#### What the task requires:
Pull out every line from the line containing "Decode this image" through the end of the material, both ends included, and reproduce it exactly. Keep pictures out.

#### Records:
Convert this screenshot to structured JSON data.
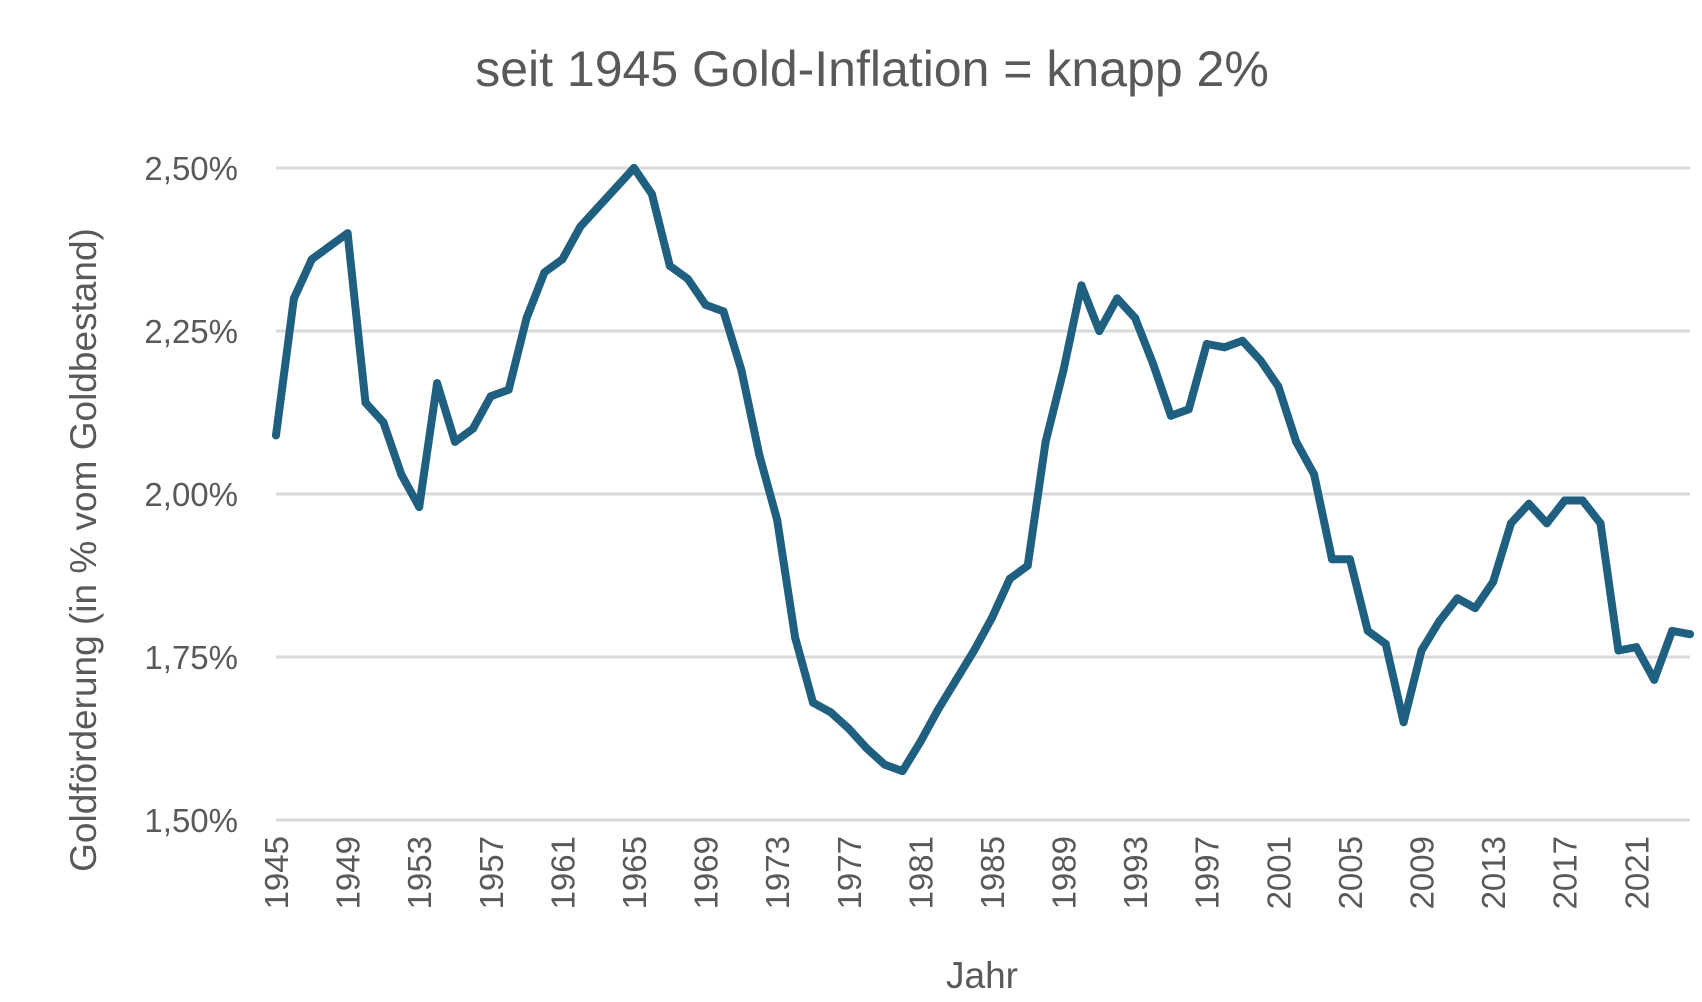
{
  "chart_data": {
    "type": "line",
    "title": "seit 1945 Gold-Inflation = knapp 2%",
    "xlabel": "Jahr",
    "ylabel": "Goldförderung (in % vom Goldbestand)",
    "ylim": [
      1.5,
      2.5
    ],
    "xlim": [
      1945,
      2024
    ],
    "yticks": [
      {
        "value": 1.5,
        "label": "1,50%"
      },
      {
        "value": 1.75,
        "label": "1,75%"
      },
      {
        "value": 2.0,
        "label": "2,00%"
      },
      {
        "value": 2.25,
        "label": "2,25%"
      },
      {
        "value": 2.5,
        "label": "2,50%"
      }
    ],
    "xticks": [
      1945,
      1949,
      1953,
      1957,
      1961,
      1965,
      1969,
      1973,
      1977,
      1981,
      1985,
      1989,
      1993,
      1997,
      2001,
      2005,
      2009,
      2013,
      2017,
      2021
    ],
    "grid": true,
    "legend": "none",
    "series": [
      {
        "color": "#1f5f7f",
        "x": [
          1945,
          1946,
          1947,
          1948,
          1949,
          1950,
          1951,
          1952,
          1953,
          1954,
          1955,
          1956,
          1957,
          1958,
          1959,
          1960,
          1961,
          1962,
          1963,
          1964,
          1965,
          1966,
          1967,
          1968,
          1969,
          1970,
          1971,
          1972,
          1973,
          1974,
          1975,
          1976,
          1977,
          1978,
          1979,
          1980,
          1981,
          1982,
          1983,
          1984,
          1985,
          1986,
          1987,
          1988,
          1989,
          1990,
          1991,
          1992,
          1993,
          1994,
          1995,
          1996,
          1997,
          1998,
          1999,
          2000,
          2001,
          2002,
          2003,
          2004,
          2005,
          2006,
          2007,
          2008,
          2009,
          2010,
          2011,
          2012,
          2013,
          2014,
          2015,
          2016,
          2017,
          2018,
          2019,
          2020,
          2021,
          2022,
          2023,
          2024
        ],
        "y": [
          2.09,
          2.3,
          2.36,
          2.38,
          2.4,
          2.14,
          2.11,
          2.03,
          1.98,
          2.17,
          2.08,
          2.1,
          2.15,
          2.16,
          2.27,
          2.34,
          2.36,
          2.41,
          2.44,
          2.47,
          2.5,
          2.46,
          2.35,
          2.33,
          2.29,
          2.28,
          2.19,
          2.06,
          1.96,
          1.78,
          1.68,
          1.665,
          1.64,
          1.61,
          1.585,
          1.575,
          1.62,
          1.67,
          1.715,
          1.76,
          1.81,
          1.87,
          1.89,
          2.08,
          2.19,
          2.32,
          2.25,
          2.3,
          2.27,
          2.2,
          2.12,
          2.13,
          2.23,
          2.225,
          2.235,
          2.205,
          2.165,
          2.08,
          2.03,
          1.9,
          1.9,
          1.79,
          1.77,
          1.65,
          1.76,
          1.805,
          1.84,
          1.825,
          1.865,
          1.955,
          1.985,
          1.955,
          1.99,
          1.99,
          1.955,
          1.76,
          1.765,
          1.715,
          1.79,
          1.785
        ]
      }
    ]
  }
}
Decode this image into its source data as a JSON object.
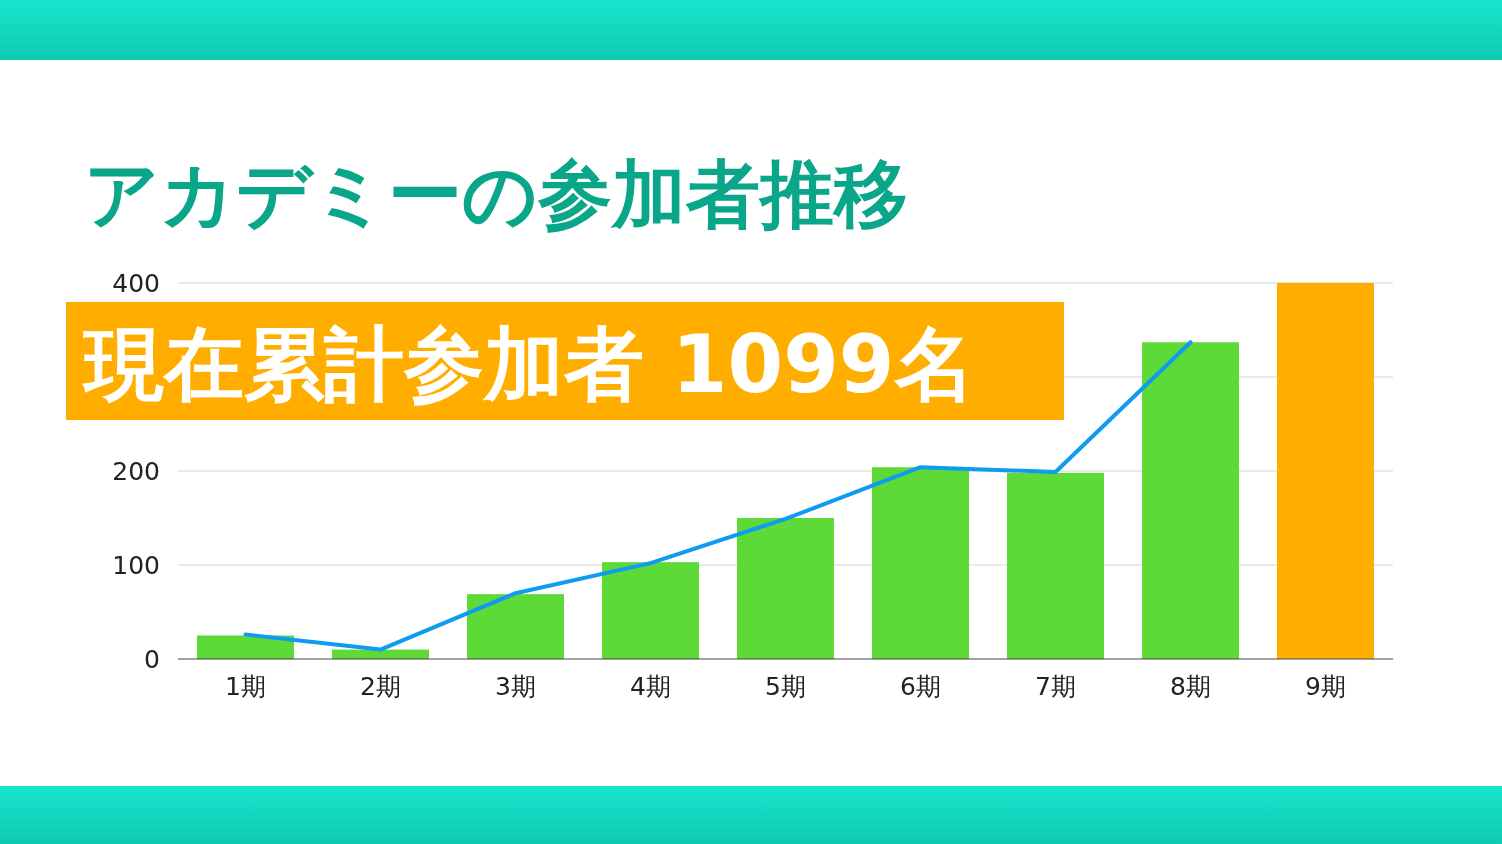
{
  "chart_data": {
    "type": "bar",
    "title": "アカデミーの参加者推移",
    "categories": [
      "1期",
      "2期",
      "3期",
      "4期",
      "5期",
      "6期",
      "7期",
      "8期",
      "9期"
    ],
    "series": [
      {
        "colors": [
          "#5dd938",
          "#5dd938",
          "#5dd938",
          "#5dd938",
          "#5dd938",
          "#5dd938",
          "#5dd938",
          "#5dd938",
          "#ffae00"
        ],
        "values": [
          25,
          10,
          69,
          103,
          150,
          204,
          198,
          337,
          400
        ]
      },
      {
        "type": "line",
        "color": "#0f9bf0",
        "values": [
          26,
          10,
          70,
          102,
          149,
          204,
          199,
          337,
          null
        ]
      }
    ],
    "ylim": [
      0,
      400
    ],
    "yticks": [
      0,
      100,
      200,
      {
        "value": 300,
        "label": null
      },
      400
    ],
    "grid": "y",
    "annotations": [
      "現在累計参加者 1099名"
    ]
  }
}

#### Exercise output:
Decode this image into its source data as a JSON object.
{
  "chart_data": {
    "type": "bar",
    "title": "アカデミーの参加者推移",
    "categories": [
      "1期",
      "2期",
      "3期",
      "4期",
      "5期",
      "6期",
      "7期",
      "8期",
      "9期"
    ],
    "series": [
      {
        "colors": [
          "#5dd938",
          "#5dd938",
          "#5dd938",
          "#5dd938",
          "#5dd938",
          "#5dd938",
          "#5dd938",
          "#5dd938",
          "#ffae00"
        ],
        "values": [
          25,
          10,
          69,
          103,
          150,
          204,
          198,
          337,
          400
        ]
      },
      {
        "type": "line",
        "color": "#0f9bf0",
        "values": [
          26,
          10,
          70,
          102,
          149,
          204,
          199,
          337,
          null
        ]
      }
    ],
    "ylim": [
      0,
      400
    ],
    "yticks": [
      0,
      100,
      200,
      {
        "value": 300,
        "label": null
      },
      400
    ],
    "grid": "y",
    "annotations": [
      "現在累計参加者 1099名"
    ]
  }
}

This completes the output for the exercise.